§ Data for this task:
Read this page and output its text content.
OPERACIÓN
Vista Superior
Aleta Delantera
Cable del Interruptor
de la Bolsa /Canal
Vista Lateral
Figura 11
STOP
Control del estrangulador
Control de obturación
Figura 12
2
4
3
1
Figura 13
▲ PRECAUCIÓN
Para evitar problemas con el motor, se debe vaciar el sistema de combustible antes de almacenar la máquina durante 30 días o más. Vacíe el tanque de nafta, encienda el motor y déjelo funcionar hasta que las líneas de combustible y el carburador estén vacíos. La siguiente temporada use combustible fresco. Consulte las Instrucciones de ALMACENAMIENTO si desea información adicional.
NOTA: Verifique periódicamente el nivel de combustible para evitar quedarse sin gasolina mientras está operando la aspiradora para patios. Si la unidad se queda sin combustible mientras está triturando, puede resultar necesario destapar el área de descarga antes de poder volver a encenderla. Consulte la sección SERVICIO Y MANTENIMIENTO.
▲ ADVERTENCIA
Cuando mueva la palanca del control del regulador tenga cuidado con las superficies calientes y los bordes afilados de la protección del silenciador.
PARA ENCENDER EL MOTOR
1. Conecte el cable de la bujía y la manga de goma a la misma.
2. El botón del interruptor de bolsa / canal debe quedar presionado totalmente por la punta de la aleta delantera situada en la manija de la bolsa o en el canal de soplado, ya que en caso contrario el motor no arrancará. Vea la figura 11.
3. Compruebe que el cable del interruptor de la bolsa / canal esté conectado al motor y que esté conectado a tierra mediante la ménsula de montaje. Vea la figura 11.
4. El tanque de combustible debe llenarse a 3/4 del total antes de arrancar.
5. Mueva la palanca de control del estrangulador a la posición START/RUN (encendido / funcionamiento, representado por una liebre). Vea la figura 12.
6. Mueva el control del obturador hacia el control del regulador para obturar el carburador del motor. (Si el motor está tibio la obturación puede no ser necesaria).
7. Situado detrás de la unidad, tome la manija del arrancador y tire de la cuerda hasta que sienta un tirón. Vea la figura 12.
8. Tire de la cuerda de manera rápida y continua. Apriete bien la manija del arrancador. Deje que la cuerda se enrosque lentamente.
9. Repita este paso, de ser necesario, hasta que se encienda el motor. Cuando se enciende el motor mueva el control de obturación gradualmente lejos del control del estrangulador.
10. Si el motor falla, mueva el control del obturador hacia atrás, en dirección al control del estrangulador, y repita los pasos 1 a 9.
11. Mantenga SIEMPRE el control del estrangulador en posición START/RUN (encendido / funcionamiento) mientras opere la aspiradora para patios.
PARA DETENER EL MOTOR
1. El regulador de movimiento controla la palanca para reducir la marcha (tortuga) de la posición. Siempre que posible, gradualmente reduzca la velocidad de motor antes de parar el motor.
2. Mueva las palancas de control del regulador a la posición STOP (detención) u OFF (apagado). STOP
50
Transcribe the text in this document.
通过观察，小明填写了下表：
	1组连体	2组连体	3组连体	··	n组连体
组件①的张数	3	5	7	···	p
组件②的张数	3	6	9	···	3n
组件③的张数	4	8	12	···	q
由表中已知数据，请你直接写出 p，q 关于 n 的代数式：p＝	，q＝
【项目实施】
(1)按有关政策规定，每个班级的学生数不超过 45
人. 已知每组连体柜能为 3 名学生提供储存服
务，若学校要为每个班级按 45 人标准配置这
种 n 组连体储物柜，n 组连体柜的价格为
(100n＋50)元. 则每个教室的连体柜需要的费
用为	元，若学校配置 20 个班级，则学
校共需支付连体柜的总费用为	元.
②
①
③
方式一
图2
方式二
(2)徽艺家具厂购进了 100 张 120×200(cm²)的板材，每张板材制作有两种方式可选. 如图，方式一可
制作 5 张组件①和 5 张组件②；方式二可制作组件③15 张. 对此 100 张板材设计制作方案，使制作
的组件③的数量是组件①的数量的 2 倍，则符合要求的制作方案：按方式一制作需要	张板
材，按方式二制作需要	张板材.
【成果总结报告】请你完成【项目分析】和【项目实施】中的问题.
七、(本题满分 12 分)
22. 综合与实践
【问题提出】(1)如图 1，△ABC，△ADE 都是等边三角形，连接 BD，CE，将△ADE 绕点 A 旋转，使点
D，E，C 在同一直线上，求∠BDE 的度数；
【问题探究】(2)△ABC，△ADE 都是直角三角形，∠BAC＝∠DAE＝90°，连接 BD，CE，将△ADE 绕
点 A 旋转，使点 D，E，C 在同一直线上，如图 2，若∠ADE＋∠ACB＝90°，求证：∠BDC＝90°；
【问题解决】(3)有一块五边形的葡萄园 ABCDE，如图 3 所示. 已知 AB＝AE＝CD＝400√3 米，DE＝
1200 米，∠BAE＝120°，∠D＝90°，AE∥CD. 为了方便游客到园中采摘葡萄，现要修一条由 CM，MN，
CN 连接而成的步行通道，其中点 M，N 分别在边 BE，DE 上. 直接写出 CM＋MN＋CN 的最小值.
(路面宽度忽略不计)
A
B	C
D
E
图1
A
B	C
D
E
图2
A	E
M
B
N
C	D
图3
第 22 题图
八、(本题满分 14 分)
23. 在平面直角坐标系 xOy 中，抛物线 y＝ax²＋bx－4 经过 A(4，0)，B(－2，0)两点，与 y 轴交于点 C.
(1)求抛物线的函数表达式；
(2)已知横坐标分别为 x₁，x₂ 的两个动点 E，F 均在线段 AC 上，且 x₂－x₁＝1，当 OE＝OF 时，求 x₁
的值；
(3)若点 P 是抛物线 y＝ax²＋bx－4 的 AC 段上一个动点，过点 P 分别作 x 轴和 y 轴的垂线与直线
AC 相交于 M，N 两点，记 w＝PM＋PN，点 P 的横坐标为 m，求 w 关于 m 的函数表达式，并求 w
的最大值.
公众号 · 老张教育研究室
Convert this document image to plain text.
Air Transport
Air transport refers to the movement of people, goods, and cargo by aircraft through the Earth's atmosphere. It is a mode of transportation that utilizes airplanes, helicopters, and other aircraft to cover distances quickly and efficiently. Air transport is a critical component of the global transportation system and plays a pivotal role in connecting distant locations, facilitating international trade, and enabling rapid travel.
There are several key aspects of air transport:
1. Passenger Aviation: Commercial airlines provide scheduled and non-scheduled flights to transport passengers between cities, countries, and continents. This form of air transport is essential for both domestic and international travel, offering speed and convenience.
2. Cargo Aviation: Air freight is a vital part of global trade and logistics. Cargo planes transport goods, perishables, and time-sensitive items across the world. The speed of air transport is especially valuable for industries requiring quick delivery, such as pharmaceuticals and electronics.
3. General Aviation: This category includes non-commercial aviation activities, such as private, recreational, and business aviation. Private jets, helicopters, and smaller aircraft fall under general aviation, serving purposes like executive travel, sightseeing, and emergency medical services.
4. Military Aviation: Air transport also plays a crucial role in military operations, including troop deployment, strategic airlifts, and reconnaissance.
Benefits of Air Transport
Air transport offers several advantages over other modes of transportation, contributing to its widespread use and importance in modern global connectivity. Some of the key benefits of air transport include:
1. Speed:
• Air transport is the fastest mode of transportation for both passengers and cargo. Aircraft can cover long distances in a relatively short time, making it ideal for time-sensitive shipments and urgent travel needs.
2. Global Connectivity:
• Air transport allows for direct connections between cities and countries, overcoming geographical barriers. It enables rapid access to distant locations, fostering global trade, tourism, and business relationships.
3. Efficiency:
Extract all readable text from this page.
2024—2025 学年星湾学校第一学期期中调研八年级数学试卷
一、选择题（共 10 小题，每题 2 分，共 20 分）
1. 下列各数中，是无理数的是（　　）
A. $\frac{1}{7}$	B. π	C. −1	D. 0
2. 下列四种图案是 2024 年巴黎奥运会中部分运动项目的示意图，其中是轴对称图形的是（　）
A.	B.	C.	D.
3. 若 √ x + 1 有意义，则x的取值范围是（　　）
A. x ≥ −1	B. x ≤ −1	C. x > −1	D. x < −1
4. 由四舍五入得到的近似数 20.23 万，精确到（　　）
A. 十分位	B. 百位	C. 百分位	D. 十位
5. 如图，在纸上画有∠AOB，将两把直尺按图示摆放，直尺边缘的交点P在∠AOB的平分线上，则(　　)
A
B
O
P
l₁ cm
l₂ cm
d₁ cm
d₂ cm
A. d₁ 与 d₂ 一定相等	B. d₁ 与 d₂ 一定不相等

§ Task objective: Lines in the records that hold the word "distances" are to be counted; give only the total.

§ Response to this task: 2